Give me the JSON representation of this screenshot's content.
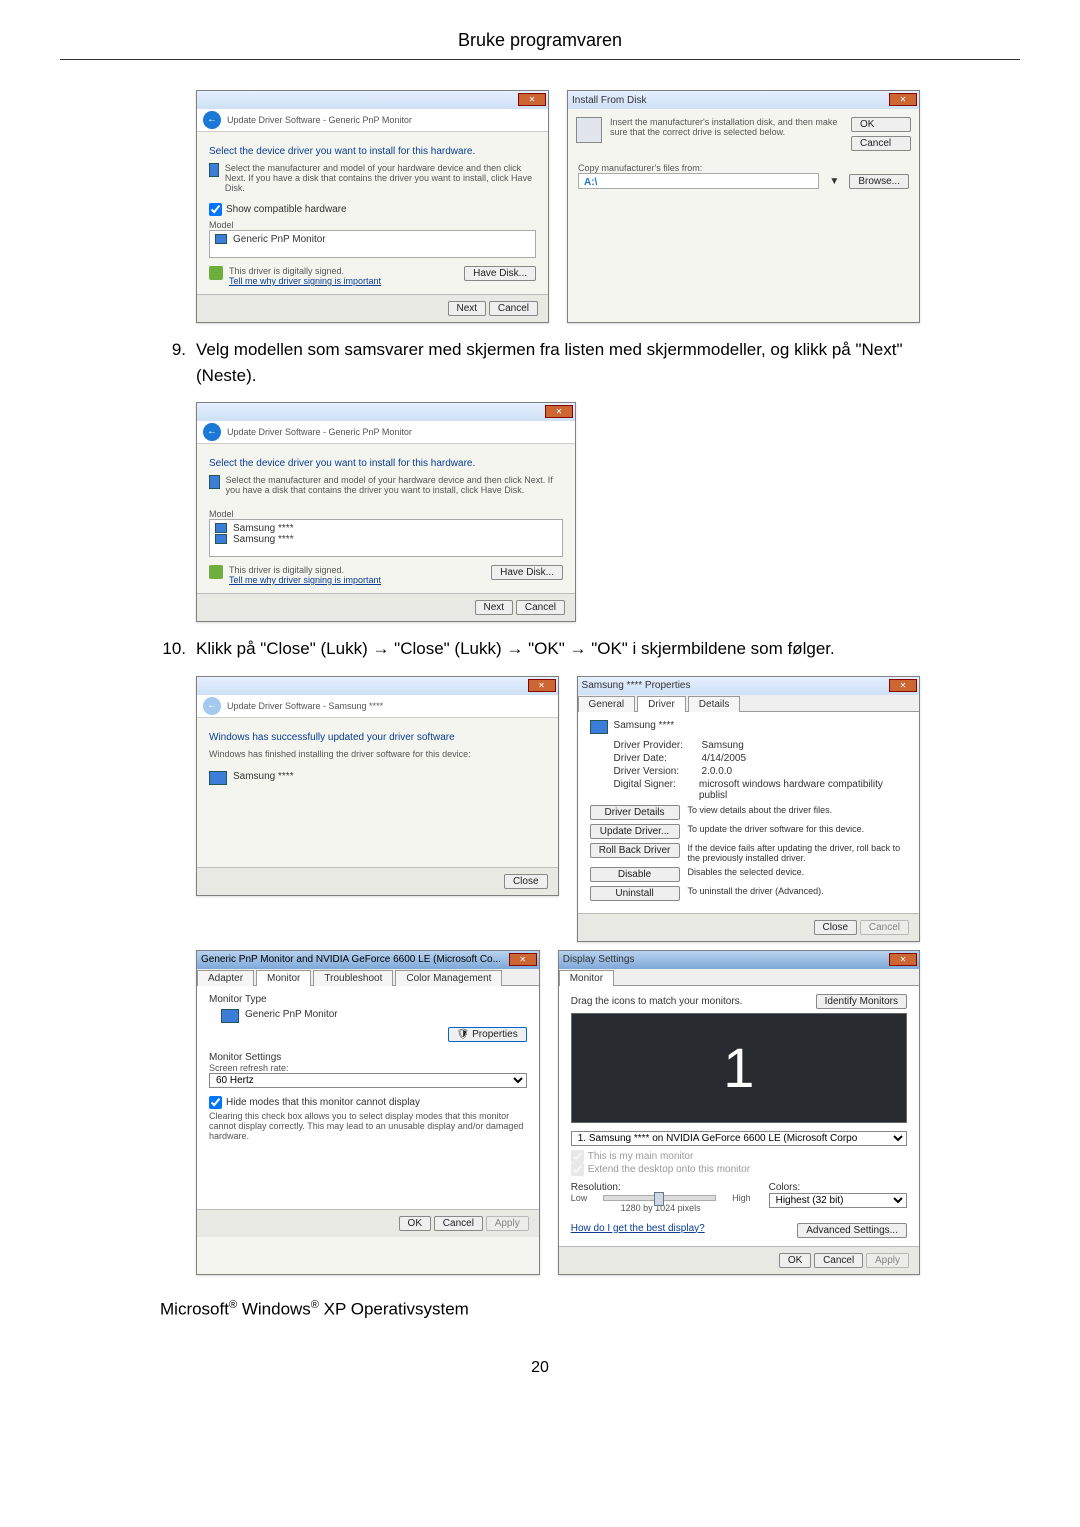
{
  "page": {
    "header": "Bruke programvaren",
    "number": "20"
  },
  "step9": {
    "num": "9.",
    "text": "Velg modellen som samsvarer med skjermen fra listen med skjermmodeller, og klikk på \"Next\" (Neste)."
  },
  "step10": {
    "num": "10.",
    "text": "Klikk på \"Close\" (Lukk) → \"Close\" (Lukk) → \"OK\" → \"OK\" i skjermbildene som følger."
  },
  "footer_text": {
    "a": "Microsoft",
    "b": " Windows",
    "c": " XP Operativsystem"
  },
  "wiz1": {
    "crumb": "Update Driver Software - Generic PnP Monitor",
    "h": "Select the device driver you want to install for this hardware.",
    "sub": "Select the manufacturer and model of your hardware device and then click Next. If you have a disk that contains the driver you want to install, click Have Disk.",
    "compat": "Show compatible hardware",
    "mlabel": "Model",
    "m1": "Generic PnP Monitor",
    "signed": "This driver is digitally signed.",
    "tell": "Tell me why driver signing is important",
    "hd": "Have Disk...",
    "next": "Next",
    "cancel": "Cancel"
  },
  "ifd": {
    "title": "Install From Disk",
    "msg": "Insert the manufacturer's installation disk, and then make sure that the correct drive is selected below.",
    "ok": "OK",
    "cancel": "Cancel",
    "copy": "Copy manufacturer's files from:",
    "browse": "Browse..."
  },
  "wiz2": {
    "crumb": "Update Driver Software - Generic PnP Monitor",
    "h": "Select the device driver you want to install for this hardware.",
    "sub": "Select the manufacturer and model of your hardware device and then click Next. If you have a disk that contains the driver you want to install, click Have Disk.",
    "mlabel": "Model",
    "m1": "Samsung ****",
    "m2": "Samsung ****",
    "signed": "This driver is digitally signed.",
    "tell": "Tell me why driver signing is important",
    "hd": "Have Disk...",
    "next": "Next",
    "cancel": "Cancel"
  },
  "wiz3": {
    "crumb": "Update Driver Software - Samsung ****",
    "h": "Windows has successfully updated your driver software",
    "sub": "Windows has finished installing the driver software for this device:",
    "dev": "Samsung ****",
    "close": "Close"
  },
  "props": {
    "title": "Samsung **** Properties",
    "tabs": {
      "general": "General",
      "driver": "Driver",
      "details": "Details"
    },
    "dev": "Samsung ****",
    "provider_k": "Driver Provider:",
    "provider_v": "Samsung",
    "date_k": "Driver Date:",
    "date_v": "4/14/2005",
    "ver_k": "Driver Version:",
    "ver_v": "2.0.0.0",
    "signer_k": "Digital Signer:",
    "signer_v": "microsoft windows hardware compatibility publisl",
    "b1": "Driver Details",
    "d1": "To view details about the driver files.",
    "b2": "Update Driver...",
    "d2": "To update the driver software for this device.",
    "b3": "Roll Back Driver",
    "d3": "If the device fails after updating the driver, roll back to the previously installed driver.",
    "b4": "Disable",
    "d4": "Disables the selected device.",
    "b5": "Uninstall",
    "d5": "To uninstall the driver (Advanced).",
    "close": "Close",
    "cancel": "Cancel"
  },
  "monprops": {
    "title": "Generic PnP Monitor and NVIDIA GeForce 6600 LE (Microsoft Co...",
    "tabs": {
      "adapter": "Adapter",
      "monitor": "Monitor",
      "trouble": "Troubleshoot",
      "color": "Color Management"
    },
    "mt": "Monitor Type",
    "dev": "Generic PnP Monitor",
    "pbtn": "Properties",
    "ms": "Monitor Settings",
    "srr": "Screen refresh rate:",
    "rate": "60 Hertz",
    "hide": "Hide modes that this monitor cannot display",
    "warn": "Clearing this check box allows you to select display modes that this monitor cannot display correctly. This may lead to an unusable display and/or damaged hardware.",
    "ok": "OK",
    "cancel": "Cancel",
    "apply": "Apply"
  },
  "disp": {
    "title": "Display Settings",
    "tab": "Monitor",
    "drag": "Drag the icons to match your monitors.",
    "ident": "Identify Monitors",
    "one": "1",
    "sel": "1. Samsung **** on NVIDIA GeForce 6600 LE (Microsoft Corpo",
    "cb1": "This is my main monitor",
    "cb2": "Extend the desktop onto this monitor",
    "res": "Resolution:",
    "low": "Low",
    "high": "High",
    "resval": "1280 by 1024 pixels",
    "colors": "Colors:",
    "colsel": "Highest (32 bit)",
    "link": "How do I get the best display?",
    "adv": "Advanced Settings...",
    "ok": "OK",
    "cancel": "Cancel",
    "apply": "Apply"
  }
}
◇ ◇ ◇ ◇ ◇
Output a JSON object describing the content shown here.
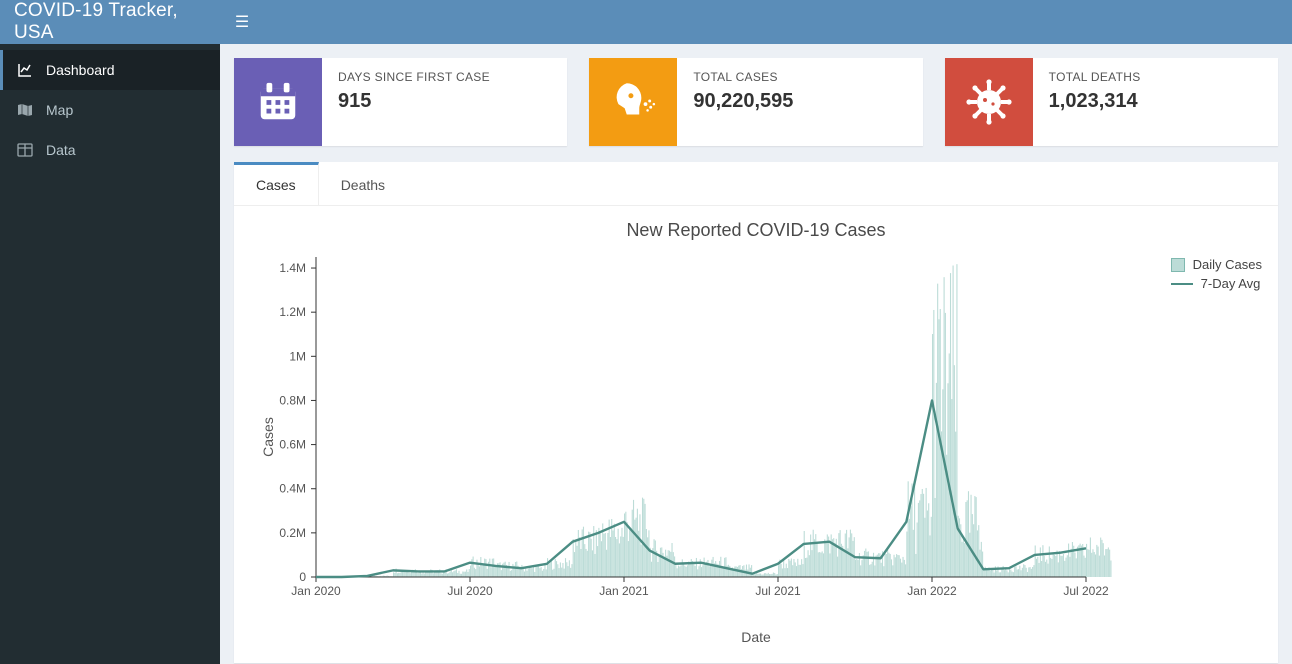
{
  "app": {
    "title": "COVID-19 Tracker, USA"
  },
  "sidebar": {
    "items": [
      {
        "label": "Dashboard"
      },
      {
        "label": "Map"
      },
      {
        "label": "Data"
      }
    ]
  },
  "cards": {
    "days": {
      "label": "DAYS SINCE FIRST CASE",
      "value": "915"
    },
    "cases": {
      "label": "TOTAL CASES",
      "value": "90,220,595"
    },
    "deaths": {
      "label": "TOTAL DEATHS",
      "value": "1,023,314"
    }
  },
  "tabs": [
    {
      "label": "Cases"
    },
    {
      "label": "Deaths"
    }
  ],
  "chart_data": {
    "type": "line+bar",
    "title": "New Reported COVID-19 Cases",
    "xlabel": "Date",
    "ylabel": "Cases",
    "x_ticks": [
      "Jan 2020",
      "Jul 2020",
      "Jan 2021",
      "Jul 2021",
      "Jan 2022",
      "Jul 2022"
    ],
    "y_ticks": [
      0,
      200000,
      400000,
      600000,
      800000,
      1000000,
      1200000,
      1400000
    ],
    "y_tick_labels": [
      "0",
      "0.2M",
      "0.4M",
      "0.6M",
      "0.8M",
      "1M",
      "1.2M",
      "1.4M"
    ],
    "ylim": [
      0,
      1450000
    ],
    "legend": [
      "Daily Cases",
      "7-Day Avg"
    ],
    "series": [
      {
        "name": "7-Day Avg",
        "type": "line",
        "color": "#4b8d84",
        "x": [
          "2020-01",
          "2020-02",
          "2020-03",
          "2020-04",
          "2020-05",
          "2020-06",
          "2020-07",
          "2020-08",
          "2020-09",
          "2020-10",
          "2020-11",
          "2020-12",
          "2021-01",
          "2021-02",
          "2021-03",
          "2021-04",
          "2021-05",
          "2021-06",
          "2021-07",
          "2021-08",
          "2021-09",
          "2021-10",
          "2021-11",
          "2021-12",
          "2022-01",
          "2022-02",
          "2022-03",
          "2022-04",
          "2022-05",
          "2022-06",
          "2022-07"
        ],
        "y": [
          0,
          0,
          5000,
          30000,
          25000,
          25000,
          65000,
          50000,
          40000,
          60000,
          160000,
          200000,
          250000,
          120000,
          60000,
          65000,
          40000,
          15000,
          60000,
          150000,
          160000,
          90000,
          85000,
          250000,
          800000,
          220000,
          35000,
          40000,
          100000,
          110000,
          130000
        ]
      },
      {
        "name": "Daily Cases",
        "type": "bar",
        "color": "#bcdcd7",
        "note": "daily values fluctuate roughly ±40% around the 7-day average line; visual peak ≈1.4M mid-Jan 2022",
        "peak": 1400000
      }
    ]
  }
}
◇ ◇ ◇ ◇ ◇
### To be done
How many lines in the entries contain the string "Advanced"? Answer with the number only.

### Solution to the problem
2